* Data to process *

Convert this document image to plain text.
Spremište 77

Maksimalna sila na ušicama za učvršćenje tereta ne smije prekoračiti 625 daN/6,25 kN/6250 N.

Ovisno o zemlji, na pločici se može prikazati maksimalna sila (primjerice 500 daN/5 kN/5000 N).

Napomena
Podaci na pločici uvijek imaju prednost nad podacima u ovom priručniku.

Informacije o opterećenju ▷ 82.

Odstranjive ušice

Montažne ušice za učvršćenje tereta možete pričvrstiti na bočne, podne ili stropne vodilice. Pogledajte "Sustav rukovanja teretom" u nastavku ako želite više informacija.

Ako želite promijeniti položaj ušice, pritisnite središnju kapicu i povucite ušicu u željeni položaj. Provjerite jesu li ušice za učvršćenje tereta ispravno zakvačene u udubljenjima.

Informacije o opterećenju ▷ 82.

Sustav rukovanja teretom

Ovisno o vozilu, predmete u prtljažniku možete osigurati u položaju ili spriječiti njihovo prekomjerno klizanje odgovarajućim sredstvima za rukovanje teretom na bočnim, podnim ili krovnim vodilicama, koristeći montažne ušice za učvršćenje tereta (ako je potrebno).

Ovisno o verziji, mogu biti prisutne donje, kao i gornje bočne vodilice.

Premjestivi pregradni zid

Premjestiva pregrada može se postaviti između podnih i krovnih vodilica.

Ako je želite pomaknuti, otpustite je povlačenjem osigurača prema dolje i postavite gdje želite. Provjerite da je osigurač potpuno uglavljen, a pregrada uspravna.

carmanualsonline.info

* What the exercise asks *
Retype the records in full. Keep every line identical to the original.

* Solution to the exercise *
Convert this document image to plain text.
Spremište 77

Maksimalna sila na ušicama za učvršćenje tereta ne smije prekoračiti 625 daN/6,25 kN/6250 N.

Ovisno o zemlji, na pločici se može prikazati maksimalna sila (primjerice 500 daN/5 kN/5000 N).

Napomena
Podaci na pločici uvijek imaju prednost nad podacima u ovom priručniku.

Informacije o opterećenju ▷ 82.

Odstranjive ušice

Montažne ušice za učvršćenje tereta možete pričvrstiti na bočne, podne ili stropne vodilice. Pogledajte "Sustav rukovanja teretom" u nastavku ako želite više informacija.

Ako želite promijeniti položaj ušice, pritisnite središnju kapicu i povucite ušicu u željeni položaj. Provjerite jesu li ušice za učvršćenje tereta ispravno zakvačene u udubljenjima.

Informacije o opterećenju ▷ 82.

Sustav rukovanja teretom

Ovisno o vozilu, predmete u prtljažniku možete osigurati u položaju ili spriječiti njihovo prekomjerno klizanje odgovarajućim sredstvima za rukovanje teretom na bočnim, podnim ili krovnim vodilicama, koristeći montažne ušice za učvršćenje tereta (ako je potrebno).

Ovisno o verziji, mogu biti prisutne donje, kao i gornje bočne vodilice.

Premjestivi pregradni zid

Premjestiva pregrada može se postaviti između podnih i krovnih vodilica.

Ako je želite pomaknuti, otpustite je povlačenjem osigurača prema dolje i postavite gdje želite. Provjerite da je osigurač potpuno uglavljen, a pregrada uspravna.

carmanualsonline.info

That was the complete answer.